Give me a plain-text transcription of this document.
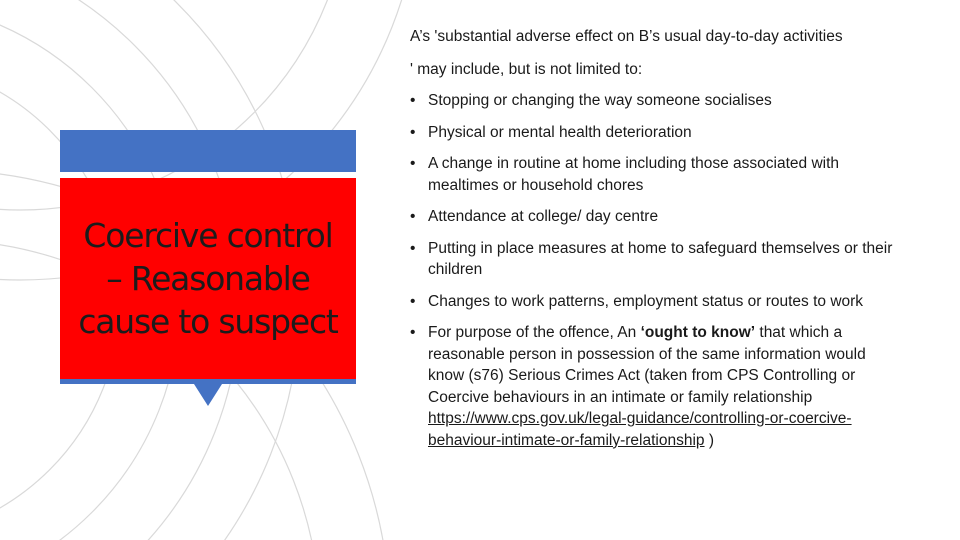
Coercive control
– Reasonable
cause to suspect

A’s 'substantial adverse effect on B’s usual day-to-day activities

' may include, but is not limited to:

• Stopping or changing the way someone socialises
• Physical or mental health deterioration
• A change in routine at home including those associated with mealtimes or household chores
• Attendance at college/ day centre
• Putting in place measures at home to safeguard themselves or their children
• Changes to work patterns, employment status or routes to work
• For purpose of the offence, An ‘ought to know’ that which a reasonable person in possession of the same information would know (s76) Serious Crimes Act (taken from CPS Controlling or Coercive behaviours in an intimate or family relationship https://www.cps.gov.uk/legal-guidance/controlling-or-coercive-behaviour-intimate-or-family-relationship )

---------------

• STATED TASK: Reproduce every record word for word. The copy must contain no pictures.

• ANSWER TO THE EXERCISE:
Give me a plain-text transcription of this document.
Coercive control
– Reasonable
cause to suspect

A’s 'substantial adverse effect on B’s usual day-to-day activities

' may include, but is not limited to:

• Stopping or changing the way someone socialises
• Physical or mental health deterioration
• A change in routine at home including those associated with mealtimes or household chores
• Attendance at college/ day centre
• Putting in place measures at home to safeguard themselves or their children
• Changes to work patterns, employment status or routes to work
• For purpose of the offence, An ‘ought to know’ that which a reasonable person in possession of the same information would know (s76) Serious Crimes Act (taken from CPS Controlling or Coercive behaviours in an intimate or family relationship https://www.cps.gov.uk/legal-guidance/controlling-or-coercive-behaviour-intimate-or-family-relationship )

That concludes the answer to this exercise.